▶ AIM OF THE TASK: Please return the full listing below without altering anything.

===

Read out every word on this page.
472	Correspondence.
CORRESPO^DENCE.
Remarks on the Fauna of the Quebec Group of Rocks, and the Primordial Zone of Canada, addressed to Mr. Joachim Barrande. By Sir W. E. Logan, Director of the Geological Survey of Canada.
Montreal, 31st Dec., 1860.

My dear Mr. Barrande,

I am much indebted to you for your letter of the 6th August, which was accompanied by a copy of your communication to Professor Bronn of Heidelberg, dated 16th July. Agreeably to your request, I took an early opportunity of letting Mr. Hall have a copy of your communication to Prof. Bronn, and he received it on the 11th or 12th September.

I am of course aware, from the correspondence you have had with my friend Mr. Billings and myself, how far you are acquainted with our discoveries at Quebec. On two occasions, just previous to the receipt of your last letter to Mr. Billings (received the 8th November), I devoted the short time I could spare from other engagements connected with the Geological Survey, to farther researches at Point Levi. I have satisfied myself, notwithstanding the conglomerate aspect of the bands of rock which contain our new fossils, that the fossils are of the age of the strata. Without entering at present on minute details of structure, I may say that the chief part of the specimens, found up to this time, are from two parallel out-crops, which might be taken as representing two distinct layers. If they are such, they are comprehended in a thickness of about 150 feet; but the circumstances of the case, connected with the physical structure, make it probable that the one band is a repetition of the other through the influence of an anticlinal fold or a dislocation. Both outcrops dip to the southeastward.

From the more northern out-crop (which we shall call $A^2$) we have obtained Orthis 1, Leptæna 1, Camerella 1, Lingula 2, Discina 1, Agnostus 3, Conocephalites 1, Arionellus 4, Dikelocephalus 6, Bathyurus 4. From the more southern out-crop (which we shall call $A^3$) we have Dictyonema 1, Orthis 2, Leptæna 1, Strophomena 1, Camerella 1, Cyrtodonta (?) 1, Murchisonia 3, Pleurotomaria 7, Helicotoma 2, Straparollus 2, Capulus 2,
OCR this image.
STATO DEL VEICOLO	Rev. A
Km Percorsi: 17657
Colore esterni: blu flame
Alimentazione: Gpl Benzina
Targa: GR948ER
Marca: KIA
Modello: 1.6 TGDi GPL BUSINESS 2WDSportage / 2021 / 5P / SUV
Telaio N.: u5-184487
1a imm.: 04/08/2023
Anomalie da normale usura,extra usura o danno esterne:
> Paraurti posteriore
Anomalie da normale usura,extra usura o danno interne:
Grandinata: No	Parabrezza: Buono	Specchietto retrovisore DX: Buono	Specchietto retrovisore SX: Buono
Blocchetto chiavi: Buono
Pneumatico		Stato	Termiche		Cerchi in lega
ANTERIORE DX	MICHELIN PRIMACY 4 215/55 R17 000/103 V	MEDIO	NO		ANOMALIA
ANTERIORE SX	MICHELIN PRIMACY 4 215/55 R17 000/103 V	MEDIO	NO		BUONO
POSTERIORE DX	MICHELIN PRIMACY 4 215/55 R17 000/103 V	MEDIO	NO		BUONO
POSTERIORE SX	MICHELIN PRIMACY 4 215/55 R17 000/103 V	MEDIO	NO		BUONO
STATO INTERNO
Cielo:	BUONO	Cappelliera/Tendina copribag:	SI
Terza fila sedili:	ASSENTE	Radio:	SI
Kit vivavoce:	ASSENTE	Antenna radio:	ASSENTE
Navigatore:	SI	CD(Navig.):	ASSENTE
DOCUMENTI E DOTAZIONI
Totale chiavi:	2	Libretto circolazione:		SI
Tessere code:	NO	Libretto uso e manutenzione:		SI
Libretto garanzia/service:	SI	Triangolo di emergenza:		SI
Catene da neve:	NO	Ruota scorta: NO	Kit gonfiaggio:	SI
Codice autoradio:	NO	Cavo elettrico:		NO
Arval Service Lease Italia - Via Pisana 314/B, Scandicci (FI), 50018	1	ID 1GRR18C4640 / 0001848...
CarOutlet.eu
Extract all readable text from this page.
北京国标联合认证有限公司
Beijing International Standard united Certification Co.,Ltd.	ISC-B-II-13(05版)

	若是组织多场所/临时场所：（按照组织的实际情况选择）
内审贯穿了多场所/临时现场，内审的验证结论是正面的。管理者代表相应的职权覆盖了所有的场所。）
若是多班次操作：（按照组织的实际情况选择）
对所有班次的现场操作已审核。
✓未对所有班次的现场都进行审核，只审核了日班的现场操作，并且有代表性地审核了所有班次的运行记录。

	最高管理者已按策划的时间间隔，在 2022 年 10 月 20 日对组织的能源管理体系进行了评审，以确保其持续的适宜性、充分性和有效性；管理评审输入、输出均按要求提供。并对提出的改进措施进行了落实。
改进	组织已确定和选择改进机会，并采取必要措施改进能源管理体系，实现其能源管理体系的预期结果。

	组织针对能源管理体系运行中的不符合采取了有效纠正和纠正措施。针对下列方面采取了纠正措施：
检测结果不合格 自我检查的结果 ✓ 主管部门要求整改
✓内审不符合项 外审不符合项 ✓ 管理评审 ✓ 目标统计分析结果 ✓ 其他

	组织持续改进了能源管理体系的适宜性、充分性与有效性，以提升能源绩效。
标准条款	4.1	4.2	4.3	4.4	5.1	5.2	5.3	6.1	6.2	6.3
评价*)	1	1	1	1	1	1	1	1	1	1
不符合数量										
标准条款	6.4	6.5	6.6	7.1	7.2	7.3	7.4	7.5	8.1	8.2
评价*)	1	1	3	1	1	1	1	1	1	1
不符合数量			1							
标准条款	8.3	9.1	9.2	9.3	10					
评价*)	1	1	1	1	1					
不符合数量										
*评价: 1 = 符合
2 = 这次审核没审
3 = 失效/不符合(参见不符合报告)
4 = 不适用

===

▶ WRITTEN SOLUTION:
Read out every word on this page.
472	Correspondence.
CORRESPO^DENCE.
Remarks on the Fauna of the Quebec Group of Rocks, and the Primordial Zone of Canada, addressed to Mr. Joachim Barrande. By Sir W. E. Logan, Director of the Geological Survey of Canada.
Montreal, 31st Dec., 1860.

My dear Mr. Barrande,

I am much indebted to you for your letter of the 6th August, which was accompanied by a copy of your communication to Professor Bronn of Heidelberg, dated 16th July. Agreeably to your request, I took an early opportunity of letting Mr. Hall have a copy of your communication to Prof. Bronn, and he received it on the 11th or 12th September.

I am of course aware, from the correspondence you have had with my friend Mr. Billings and myself, how far you are acquainted with our discoveries at Quebec. On two occasions, just previous to the receipt of your last letter to Mr. Billings (received the 8th November), I devoted the short time I could spare from other engagements connected with the Geological Survey, to farther researches at Point Levi. I have satisfied myself, notwithstanding the conglomerate aspect of the bands of rock which contain our new fossils, that the fossils are of the age of the strata. Without entering at present on minute details of structure, I may say that the chief part of the specimens, found up to this time, are from two parallel out-crops, which might be taken as representing two distinct layers. If they are such, they are comprehended in a thickness of about 150 feet; but the circumstances of the case, connected with the physical structure, make it probable that the one band is a repetition of the other through the influence of an anticlinal fold or a dislocation. Both outcrops dip to the southeastward.

From the more northern out-crop (which we shall call $A^2$) we have obtained Orthis 1, Leptæna 1, Camerella 1, Lingula 2, Discina 1, Agnostus 3, Conocephalites 1, Arionellus 4, Dikelocephalus 6, Bathyurus 4. From the more southern out-crop (which we shall call $A^3$) we have Dictyonema 1, Orthis 2, Leptæna 1, Strophomena 1, Camerella 1, Cyrtodonta (?) 1, Murchisonia 3, Pleurotomaria 7, Helicotoma 2, Straparollus 2, Capulus 2,
OCR this image.
STATO DEL VEICOLO	Rev. A
Km Percorsi: 17657
Colore esterni: blu flame
Alimentazione: Gpl Benzina
Targa: GR948ER
Marca: KIA
Modello: 1.6 TGDi GPL BUSINESS 2WDSportage / 2021 / 5P / SUV
Telaio N.: u5-184487
1a imm.: 04/08/2023
Anomalie da normale usura,extra usura o danno esterne:
> Paraurti posteriore
Anomalie da normale usura,extra usura o danno interne:
Grandinata: No	Parabrezza: Buono	Specchietto retrovisore DX: Buono	Specchietto retrovisore SX: Buono
Blocchetto chiavi: Buono
Pneumatico		Stato	Termiche		Cerchi in lega
ANTERIORE DX	MICHELIN PRIMACY 4 215/55 R17 000/103 V	MEDIO	NO		ANOMALIA
ANTERIORE SX	MICHELIN PRIMACY 4 215/55 R17 000/103 V	MEDIO	NO		BUONO
POSTERIORE DX	MICHELIN PRIMACY 4 215/55 R17 000/103 V	MEDIO	NO		BUONO
POSTERIORE SX	MICHELIN PRIMACY 4 215/55 R17 000/103 V	MEDIO	NO		BUONO
STATO INTERNO
Cielo:	BUONO	Cappelliera/Tendina copribag:	SI
Terza fila sedili:	ASSENTE	Radio:	SI
Kit vivavoce:	ASSENTE	Antenna radio:	ASSENTE
Navigatore:	SI	CD(Navig.):	ASSENTE
DOCUMENTI E DOTAZIONI
Totale chiavi:	2	Libretto circolazione:		SI
Tessere code:	NO	Libretto uso e manutenzione:		SI
Libretto garanzia/service:	SI	Triangolo di emergenza:		SI
Catene da neve:	NO	Ruota scorta: NO	Kit gonfiaggio:	SI
Codice autoradio:	NO	Cavo elettrico:		NO
Arval Service Lease Italia - Via Pisana 314/B, Scandicci (FI), 50018	1	ID 1GRR18C4640 / 0001848...
CarOutlet.eu
Extract all readable text from this page.
北京国标联合认证有限公司
Beijing International Standard united Certification Co.,Ltd.	ISC-B-II-13(05版)

	若是组织多场所/临时场所：（按照组织的实际情况选择）
内审贯穿了多场所/临时现场，内审的验证结论是正面的。管理者代表相应的职权覆盖了所有的场所。）
若是多班次操作：（按照组织的实际情况选择）
对所有班次的现场操作已审核。
✓未对所有班次的现场都进行审核，只审核了日班的现场操作，并且有代表性地审核了所有班次的运行记录。

	最高管理者已按策划的时间间隔，在 2022 年 10 月 20 日对组织的能源管理体系进行了评审，以确保其持续的适宜性、充分性和有效性；管理评审输入、输出均按要求提供。并对提出的改进措施进行了落实。
改进	组织已确定和选择改进机会，并采取必要措施改进能源管理体系，实现其能源管理体系的预期结果。

	组织针对能源管理体系运行中的不符合采取了有效纠正和纠正措施。针对下列方面采取了纠正措施：
检测结果不合格 自我检查的结果 ✓ 主管部门要求整改
✓内审不符合项 外审不符合项 ✓ 管理评审 ✓ 目标统计分析结果 ✓ 其他

	组织持续改进了能源管理体系的适宜性、充分性与有效性，以提升能源绩效。
标准条款	4.1	4.2	4.3	4.4	5.1	5.2	5.3	6.1	6.2	6.3
评价*)	1	1	1	1	1	1	1	1	1	1
不符合数量										
标准条款	6.4	6.5	6.6	7.1	7.2	7.3	7.4	7.5	8.1	8.2
评价*)	1	1	3	1	1	1	1	1	1	1
不符合数量			1							
标准条款	8.3	9.1	9.2	9.3	10					
评价*)	1	1	1	1	1					
不符合数量										
*评价: 1 = 符合
2 = 这次审核没审
3 = 失效/不符合(参见不符合报告)
4 = 不适用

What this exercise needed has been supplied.